> _Exercise brief_
Copy out the listing exactly.
---------- Supplied material ----------
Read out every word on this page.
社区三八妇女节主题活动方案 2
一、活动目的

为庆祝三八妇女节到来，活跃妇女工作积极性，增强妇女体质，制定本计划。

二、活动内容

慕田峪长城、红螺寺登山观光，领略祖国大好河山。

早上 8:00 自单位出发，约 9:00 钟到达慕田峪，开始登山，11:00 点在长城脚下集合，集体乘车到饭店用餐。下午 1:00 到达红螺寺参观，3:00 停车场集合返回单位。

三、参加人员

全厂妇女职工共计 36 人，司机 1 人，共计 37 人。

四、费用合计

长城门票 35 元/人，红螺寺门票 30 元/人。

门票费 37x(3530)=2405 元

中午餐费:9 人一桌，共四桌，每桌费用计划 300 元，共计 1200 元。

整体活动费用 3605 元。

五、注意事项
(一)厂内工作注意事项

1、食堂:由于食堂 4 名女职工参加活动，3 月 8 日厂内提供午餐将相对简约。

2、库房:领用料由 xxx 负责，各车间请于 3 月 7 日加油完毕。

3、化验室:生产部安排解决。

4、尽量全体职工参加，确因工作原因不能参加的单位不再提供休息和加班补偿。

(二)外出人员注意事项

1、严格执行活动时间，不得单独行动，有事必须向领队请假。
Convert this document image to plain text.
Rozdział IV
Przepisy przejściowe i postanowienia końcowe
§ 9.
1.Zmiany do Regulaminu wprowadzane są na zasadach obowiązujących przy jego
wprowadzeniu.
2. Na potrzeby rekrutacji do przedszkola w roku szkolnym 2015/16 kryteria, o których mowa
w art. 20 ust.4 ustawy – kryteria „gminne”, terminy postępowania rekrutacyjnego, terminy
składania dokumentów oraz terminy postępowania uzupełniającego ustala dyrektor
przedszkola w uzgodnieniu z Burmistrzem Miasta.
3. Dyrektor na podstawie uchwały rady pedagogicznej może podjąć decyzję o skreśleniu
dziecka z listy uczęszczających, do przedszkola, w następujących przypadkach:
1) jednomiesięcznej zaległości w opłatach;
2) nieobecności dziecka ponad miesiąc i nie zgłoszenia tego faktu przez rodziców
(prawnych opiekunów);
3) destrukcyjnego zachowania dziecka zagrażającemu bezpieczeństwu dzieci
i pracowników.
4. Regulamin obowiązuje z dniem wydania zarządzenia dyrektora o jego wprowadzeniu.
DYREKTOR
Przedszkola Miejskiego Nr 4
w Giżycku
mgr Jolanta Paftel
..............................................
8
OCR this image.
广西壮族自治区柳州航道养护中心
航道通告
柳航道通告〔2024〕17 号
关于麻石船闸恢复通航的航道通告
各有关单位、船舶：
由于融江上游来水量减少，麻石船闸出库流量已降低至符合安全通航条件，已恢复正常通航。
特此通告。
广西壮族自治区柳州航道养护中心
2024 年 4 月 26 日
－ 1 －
----------
> _Answer to the problem_
Read out every word on this page.
社区三八妇女节主题活动方案 2
一、活动目的

为庆祝三八妇女节到来，活跃妇女工作积极性，增强妇女体质，制定本计划。

二、活动内容

慕田峪长城、红螺寺登山观光，领略祖国大好河山。

早上 8:00 自单位出发，约 9:00 钟到达慕田峪，开始登山，11:00 点在长城脚下集合，集体乘车到饭店用餐。下午 1:00 到达红螺寺参观，3:00 停车场集合返回单位。

三、参加人员

全厂妇女职工共计 36 人，司机 1 人，共计 37 人。

四、费用合计

长城门票 35 元/人，红螺寺门票 30 元/人。

门票费 37x(3530)=2405 元

中午餐费:9 人一桌，共四桌，每桌费用计划 300 元，共计 1200 元。

整体活动费用 3605 元。

五、注意事项
(一)厂内工作注意事项

1、食堂:由于食堂 4 名女职工参加活动，3 月 8 日厂内提供午餐将相对简约。

2、库房:领用料由 xxx 负责，各车间请于 3 月 7 日加油完毕。

3、化验室:生产部安排解决。

4、尽量全体职工参加，确因工作原因不能参加的单位不再提供休息和加班补偿。

(二)外出人员注意事项

1、严格执行活动时间，不得单独行动，有事必须向领队请假。
Convert this document image to plain text.
Rozdział IV
Przepisy przejściowe i postanowienia końcowe
§ 9.
1.Zmiany do Regulaminu wprowadzane są na zasadach obowiązujących przy jego
wprowadzeniu.
2. Na potrzeby rekrutacji do przedszkola w roku szkolnym 2015/16 kryteria, o których mowa
w art. 20 ust.4 ustawy – kryteria „gminne”, terminy postępowania rekrutacyjnego, terminy
składania dokumentów oraz terminy postępowania uzupełniającego ustala dyrektor
przedszkola w uzgodnieniu z Burmistrzem Miasta.
3. Dyrektor na podstawie uchwały rady pedagogicznej może podjąć decyzję o skreśleniu
dziecka z listy uczęszczających, do przedszkola, w następujących przypadkach:
1) jednomiesięcznej zaległości w opłatach;
2) nieobecności dziecka ponad miesiąc i nie zgłoszenia tego faktu przez rodziców
(prawnych opiekunów);
3) destrukcyjnego zachowania dziecka zagrażającemu bezpieczeństwu dzieci
i pracowników.
4. Regulamin obowiązuje z dniem wydania zarządzenia dyrektora o jego wprowadzeniu.
DYREKTOR
Przedszkola Miejskiego Nr 4
w Giżycku
mgr Jolanta Paftel
..............................................
8
OCR this image.
广西壮族自治区柳州航道养护中心
航道通告
柳航道通告〔2024〕17 号
关于麻石船闸恢复通航的航道通告
各有关单位、船舶：
由于融江上游来水量减少，麻石船闸出库流量已降低至符合安全通航条件，已恢复正常通航。
特此通告。
广西壮族自治区柳州航道养护中心
2024 年 4 月 26 日
－ 1 －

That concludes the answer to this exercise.